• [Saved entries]
=-=-=
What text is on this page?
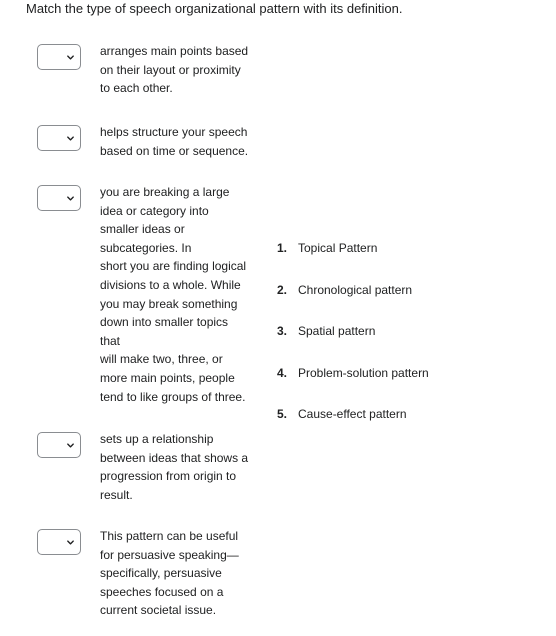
Match the type of speech organizational pattern with its definition.
arranges main points based
on their layout or proximity
to each other.
helps structure your speech
based on time or sequence.
you are breaking a large
idea or category into
smaller ideas or
subcategories. In
short you are finding logical
divisions to a whole. While
you may break something
down into smaller topics
that
will make two, three, or
more main points, people
tend to like groups of three.
sets up a relationship
between ideas that shows a
progression from origin to
result.
This pattern can be useful
for persuasive speaking—
specifically, persuasive
speeches focused on a
current societal issue.
1. Topical Pattern
2. Chronological pattern
3. Spatial pattern
4. Problem-solution pattern
5. Cause-effect pattern
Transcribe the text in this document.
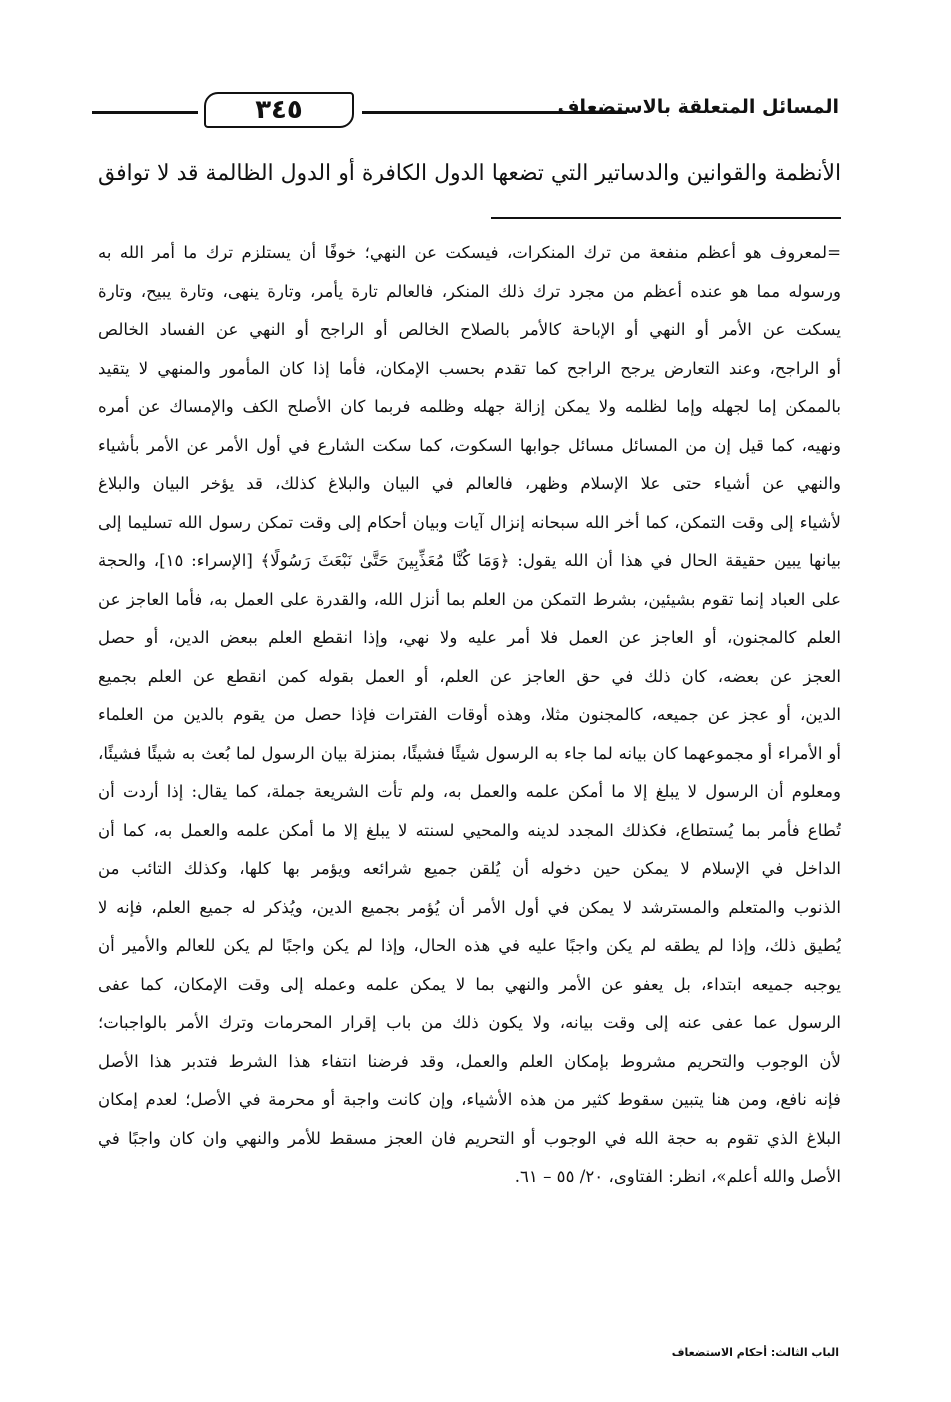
٣٤٥	المسائل المتعلقة بالاستضعاف
الأنظمة والقوانين والدساتير التي تضعها الدول الكافرة أو الدول الظالمة قد لا توافق
=لمعروف هو أعظم منفعة من ترك المنكرات، فيسكت عن النهي؛ خوفًا أن يستلزم ترك ما أمر الله به
ورسوله مما هو عنده أعظم من مجرد ترك ذلك المنكر، فالعالم تارة يأمر، وتارة ينهى، وتارة يبيح، وتارة
يسكت عن الأمر أو النهي أو الإباحة كالأمر بالصلاح الخالص أو الراجح أو النهي عن الفساد الخالص
أو الراجح، وعند التعارض يرجح الراجح كما تقدم بحسب الإمكان، فأما إذا كان المأمور والمنهي لا يتقيد
بالممكن إما لجهله وإما لظلمه ولا يمكن إزالة جهله وظلمه فربما كان الأصلح الكف والإمساك عن أمره
ونهيه، كما قيل إن من المسائل مسائل جوابها السكوت، كما سكت الشارع في أول الأمر عن الأمر بأشياء
والنهي عن أشياء حتى علا الإسلام وظهر، فالعالم في البيان والبلاغ كذلك، قد يؤخر البيان والبلاغ
لأشياء إلى وقت التمكن، كما أخر الله سبحانه إنزال آيات وبيان أحكام إلى وقت تمكن رسول الله تسليما إلى
بيانها يبين حقيقة الحال في هذا أن الله يقول: ﴿وَمَا كُنَّا مُعَذِّبِينَ حَتَّىٰ نَبْعَثَ رَسُولًا﴾ [الإسراء: ١٥]، والحجة
على العباد إنما تقوم بشيئين، بشرط التمكن من العلم بما أنزل الله، والقدرة على العمل به، فأما العاجز عن
العلم كالمجنون، أو العاجز عن العمل فلا أمر عليه ولا نهي، وإذا انقطع العلم ببعض الدين، أو حصل
العجز عن بعضه، كان ذلك في حق العاجز عن العلم، أو العمل بقوله كمن انقطع عن العلم بجميع
الدين، أو عجز عن جميعه، كالمجنون مثلا، وهذه أوقات الفترات فإذا حصل من يقوم بالدين من العلماء
أو الأمراء أو مجموعهما كان بيانه لما جاء به الرسول شيئًا فشيئًا، بمنزلة بيان الرسول لما بُعث به شيئًا فشيئًا،
ومعلوم أن الرسول لا يبلغ إلا ما أمكن علمه والعمل به، ولم تأت الشريعة جملة، كما يقال: إذا أردت أن
تُطاع فأمر بما يُستطاع، فكذلك المجدد لدينه والمحيي لسنته لا يبلغ إلا ما أمكن علمه والعمل به، كما أن
الداخل في الإسلام لا يمكن حين دخوله أن يُلقن جميع شرائعه ويؤمر بها كلها، وكذلك التائب من
الذنوب والمتعلم والمسترشد لا يمكن في أول الأمر أن يُؤمر بجميع الدين، ويُذكر له جميع العلم، فإنه لا
يُطيق ذلك، وإذا لم يطقه لم يكن واجبًا عليه في هذه الحال، وإذا لم يكن واجبًا لم يكن للعالم والأمير أن
يوجبه جميعه ابتداء، بل يعفو عن الأمر والنهي بما لا يمكن علمه وعمله إلى وقت الإمكان، كما عفى
الرسول عما عفى عنه إلى وقت بيانه، ولا يكون ذلك من باب إقرار المحرمات وترك الأمر بالواجبات؛
لأن الوجوب والتحريم مشروط بإمكان العلم والعمل، وقد فرضنا انتفاء هذا الشرط فتدبر هذا الأصل
فإنه نافع، ومن هنا يتبين سقوط كثير من هذه الأشياء، وإن كانت واجبة أو محرمة في الأصل؛ لعدم إمكان
البلاغ الذي تقوم به حجة الله في الوجوب أو التحريم فان العجز مسقط للأمر والنهي وان كان واجبًا في
الأصل والله أعلم»، انظر: الفتاوى، ٢٠/ ٥٥ – ٦١.
الباب الثالث: أحكام الاستضعاف
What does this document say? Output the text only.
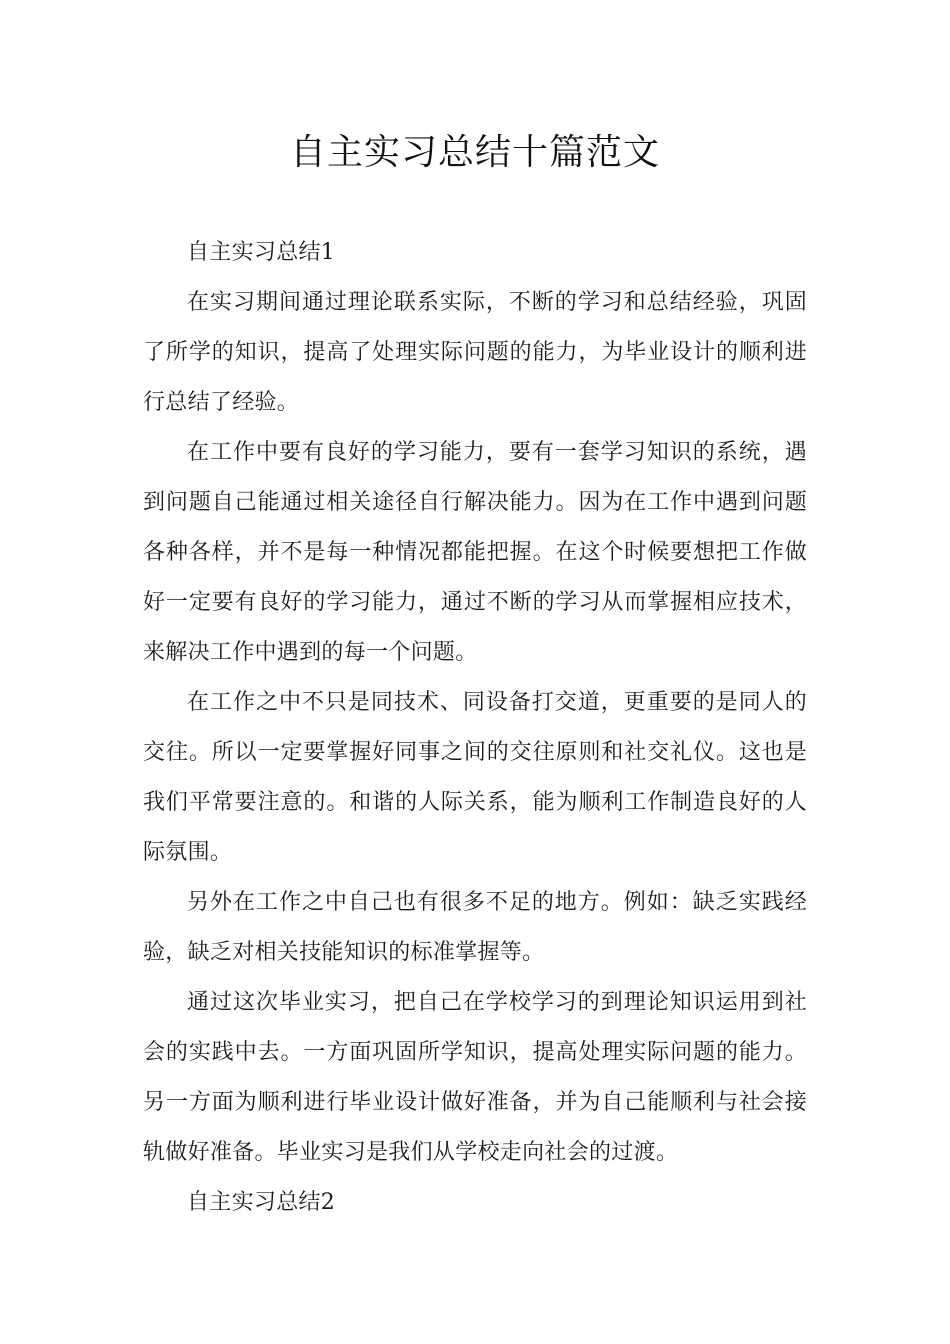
自主实习总结十篇范文

自主实习总结1

在实习期间通过理论联系实际，不断的学习和总结经验，巩固了所学的知识，提高了处理实际问题的能力，为毕业设计的顺利进行总结了经验。

在工作中要有良好的学习能力，要有一套学习知识的系统，遇到问题自己能通过相关途径自行解决能力。因为在工作中遇到问题各种各样，并不是每一种情况都能把握。在这个时候要想把工作做好一定要有良好的学习能力，通过不断的学习从而掌握相应技术，来解决工作中遇到的每一个问题。

在工作之中不只是同技术、同设备打交道，更重要的是同人的交往。所以一定要掌握好同事之间的交往原则和社交礼仪。这也是我们平常要注意的。和谐的人际关系，能为顺利工作制造良好的人际氛围。

另外在工作之中自己也有很多不足的地方。例如：缺乏实践经验，缺乏对相关技能知识的标准掌握等。

通过这次毕业实习，把自己在学校学习的到理论知识运用到社会的实践中去。一方面巩固所学知识，提高处理实际问题的能力。另一方面为顺利进行毕业设计做好准备，并为自己能顺利与社会接轨做好准备。毕业实习是我们从学校走向社会的过渡。

自主实习总结2
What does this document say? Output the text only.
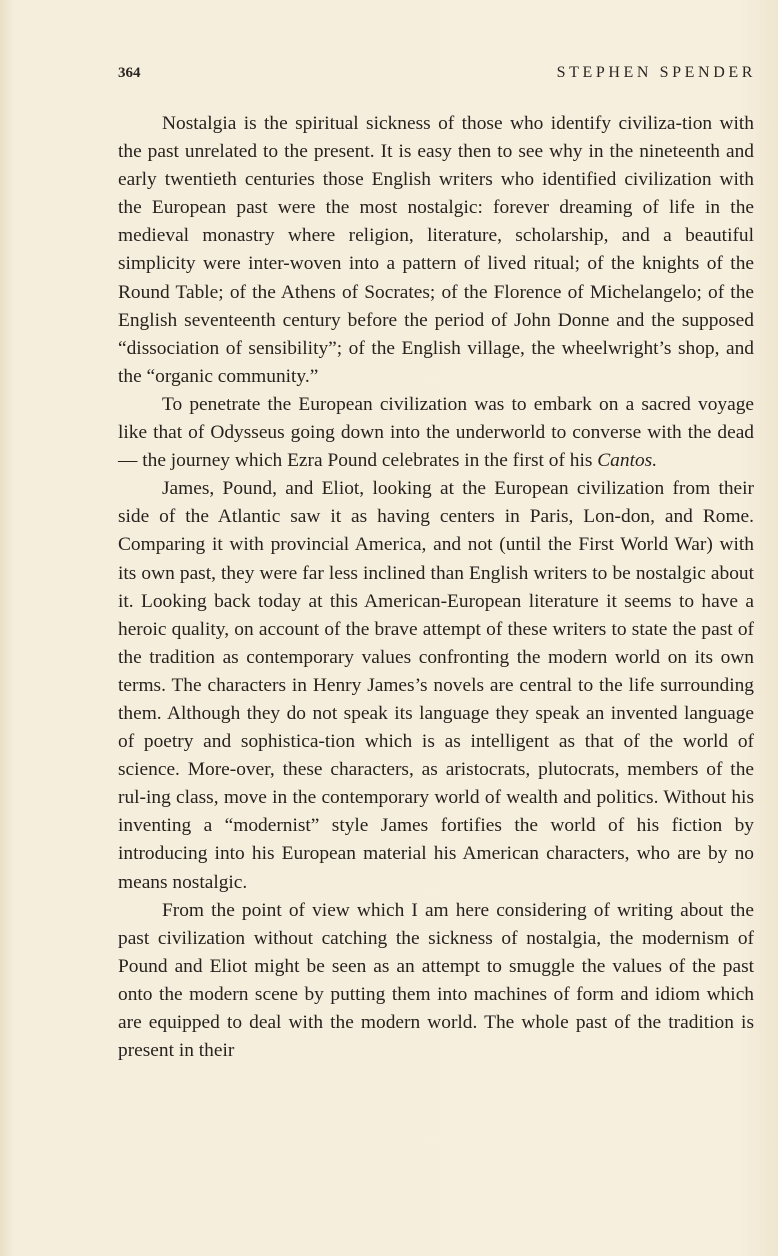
364	STEPHEN SPENDER

Nostalgia is the spiritual sickness of those who identify civiliza-tion with the past unrelated to the present. It is easy then to see why in the nineteenth and early twentieth centuries those English writers who identified civilization with the European past were the most nostalgic: forever dreaming of life in the medieval monastry where religion, literature, scholarship, and a beautiful simplicity were inter-woven into a pattern of lived ritual; of the knights of the Round Table; of the Athens of Socrates; of the Florence of Michelangelo; of the English seventeenth century before the period of John Donne and the supposed “dissociation of sensibility”; of the English village, the wheelwright’s shop, and the “organic community.”

To penetrate the European civilization was to embark on a sacred voyage like that of Odysseus going down into the underworld to converse with the dead — the journey which Ezra Pound celebrates in the first of his Cantos.

James, Pound, and Eliot, looking at the European civilization from their side of the Atlantic saw it as having centers in Paris, Lon-don, and Rome. Comparing it with provincial America, and not (until the First World War) with its own past, they were far less inclined than English writers to be nostalgic about it. Looking back today at this American-European literature it seems to have a heroic quality, on account of the brave attempt of these writers to state the past of the tradition as contemporary values confronting the modern world on its own terms. The characters in Henry James’s novels are central to the life surrounding them. Although they do not speak its language they speak an invented language of poetry and sophistica-tion which is as intelligent as that of the world of science. More-over, these characters, as aristocrats, plutocrats, members of the rul-ing class, move in the contemporary world of wealth and politics. Without his inventing a “modernist” style James fortifies the world of his fiction by introducing into his European material his American characters, who are by no means nostalgic.

From the point of view which I am here considering of writing about the past civilization without catching the sickness of nostalgia, the modernism of Pound and Eliot might be seen as an attempt to smuggle the values of the past onto the modern scene by putting them into machines of form and idiom which are equipped to deal with the modern world. The whole past of the tradition is present in their
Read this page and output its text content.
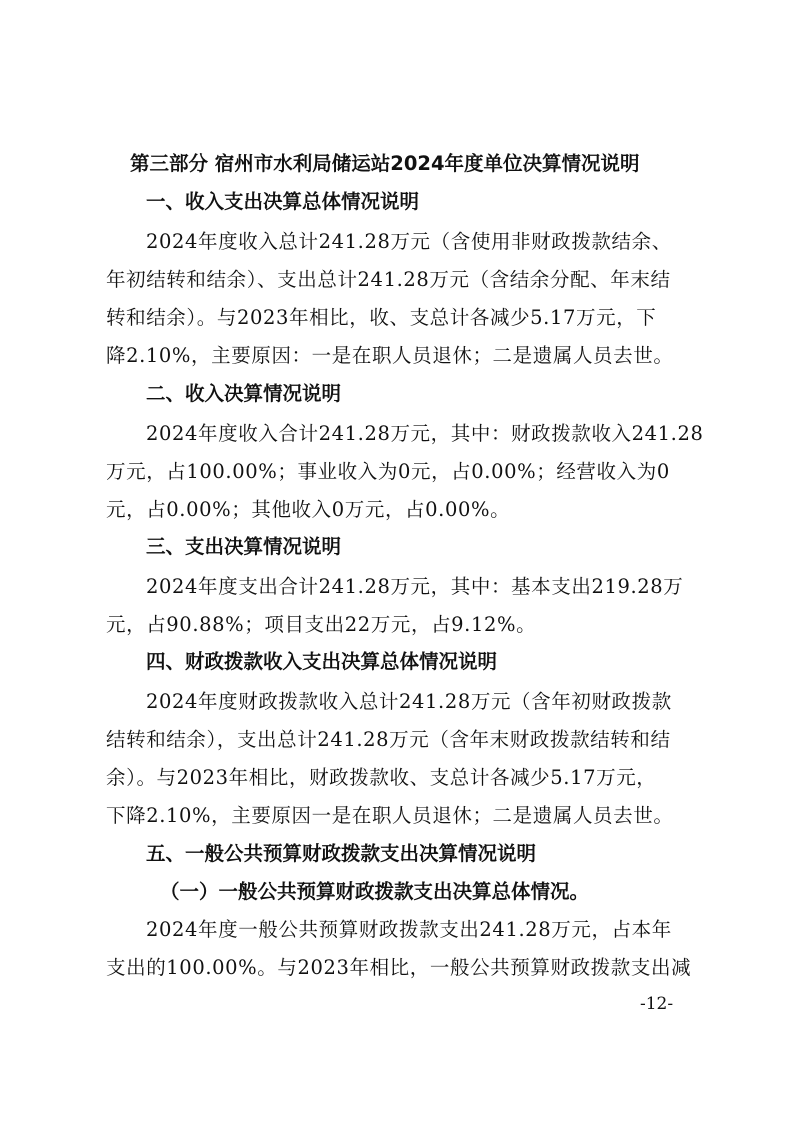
第三部分 宿州市水利局储运站2024年度单位决算情况说明
一、收入支出决算总体情况说明
2024年度收入总计241.28万元（含使用非财政拨款结余、
年初结转和结余）、支出总计241.28万元（含结余分配、年末结
转和结余）。与2023年相比，收、支总计各减少5.17万元，下
降2.10%，主要原因：一是在职人员退休；二是遗属人员去世。
二、收入决算情况说明
2024年度收入合计241.28万元，其中：财政拨款收入241.28
万元，占100.00%；事业收入为0元，占0.00%；经营收入为0
元，占0.00%；其他收入0万元，占0.00%。
三、支出决算情况说明
2024年度支出合计241.28万元，其中：基本支出219.28万
元，占90.88%；项目支出22万元，占9.12%。
四、财政拨款收入支出决算总体情况说明
2024年度财政拨款收入总计241.28万元（含年初财政拨款
结转和结余），支出总计241.28万元（含年末财政拨款结转和结
余）。与2023年相比，财政拨款收、支总计各减少5.17万元，
下降2.10%，主要原因一是在职人员退休；二是遗属人员去世。
五、一般公共预算财政拨款支出决算情况说明
（一）一般公共预算财政拨款支出决算总体情况。
2024年度一般公共预算财政拨款支出241.28万元，占本年
支出的100.00%。与2023年相比，一般公共预算财政拨款支出减
-12-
=-=-=
• [Do this] Tally up the lines holding the string "ideas" in this listing, and report the total alone.

• [Finished exercise] 2